* _Exercise_
Repeat each line of the material exactly.

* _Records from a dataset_
------------------------------------

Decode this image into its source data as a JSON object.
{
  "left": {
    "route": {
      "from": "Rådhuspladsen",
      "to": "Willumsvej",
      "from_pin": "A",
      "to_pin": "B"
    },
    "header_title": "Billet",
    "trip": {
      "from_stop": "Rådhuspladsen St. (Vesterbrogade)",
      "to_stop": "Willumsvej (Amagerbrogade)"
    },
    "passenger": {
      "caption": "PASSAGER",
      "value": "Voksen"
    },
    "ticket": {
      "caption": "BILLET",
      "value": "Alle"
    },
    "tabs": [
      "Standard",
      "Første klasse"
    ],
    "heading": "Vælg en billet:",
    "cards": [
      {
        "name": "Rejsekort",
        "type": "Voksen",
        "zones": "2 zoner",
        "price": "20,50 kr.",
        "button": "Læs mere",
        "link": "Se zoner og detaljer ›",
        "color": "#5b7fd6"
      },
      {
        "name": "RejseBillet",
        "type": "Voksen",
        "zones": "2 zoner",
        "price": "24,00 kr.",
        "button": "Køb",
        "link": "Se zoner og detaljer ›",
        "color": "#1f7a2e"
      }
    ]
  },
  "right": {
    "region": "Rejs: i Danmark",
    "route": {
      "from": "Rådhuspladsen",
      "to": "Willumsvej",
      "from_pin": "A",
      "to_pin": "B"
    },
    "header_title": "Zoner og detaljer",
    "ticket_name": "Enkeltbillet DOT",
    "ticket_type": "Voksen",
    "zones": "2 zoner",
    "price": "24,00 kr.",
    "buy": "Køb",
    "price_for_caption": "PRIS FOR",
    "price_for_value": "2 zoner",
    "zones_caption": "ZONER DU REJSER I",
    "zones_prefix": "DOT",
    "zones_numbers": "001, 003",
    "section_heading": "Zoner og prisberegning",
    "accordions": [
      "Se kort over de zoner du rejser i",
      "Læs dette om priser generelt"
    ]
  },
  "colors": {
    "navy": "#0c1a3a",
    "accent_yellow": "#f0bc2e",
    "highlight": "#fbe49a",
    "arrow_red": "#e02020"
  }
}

------------------------------------

* _Full solution_
Decode this image into its source data as a JSON object.
{
  "left": {
    "route": {
      "from": "Rådhuspladsen",
      "to": "Willumsvej",
      "from_pin": "A",
      "to_pin": "B"
    },
    "header_title": "Billet",
    "trip": {
      "from_stop": "Rådhuspladsen St. (Vesterbrogade)",
      "to_stop": "Willumsvej (Amagerbrogade)"
    },
    "passenger": {
      "caption": "PASSAGER",
      "value": "Voksen"
    },
    "ticket": {
      "caption": "BILLET",
      "value": "Alle"
    },
    "tabs": [
      "Standard",
      "Første klasse"
    ],
    "heading": "Vælg en billet:",
    "cards": [
      {
        "name": "Rejsekort",
        "type": "Voksen",
        "zones": "2 zoner",
        "price": "20,50 kr.",
        "button": "Læs mere",
        "link": "Se zoner og detaljer ›",
        "color": "#5b7fd6"
      },
      {
        "name": "RejseBillet",
        "type": "Voksen",
        "zones": "2 zoner",
        "price": "24,00 kr.",
        "button": "Køb",
        "link": "Se zoner og detaljer ›",
        "color": "#1f7a2e"
      }
    ]
  },
  "right": {
    "region": "Rejs: i Danmark",
    "route": {
      "from": "Rådhuspladsen",
      "to": "Willumsvej",
      "from_pin": "A",
      "to_pin": "B"
    },
    "header_title": "Zoner og detaljer",
    "ticket_name": "Enkeltbillet DOT",
    "ticket_type": "Voksen",
    "zones": "2 zoner",
    "price": "24,00 kr.",
    "buy": "Køb",
    "price_for_caption": "PRIS FOR",
    "price_for_value": "2 zoner",
    "zones_caption": "ZONER DU REJSER I",
    "zones_prefix": "DOT",
    "zones_numbers": "001, 003",
    "section_heading": "Zoner og prisberegning",
    "accordions": [
      "Se kort over de zoner du rejser i",
      "Læs dette om priser generelt"
    ]
  },
  "colors": {
    "navy": "#0c1a3a",
    "accent_yellow": "#f0bc2e",
    "highlight": "#fbe49a",
    "arrow_red": "#e02020"
  }
}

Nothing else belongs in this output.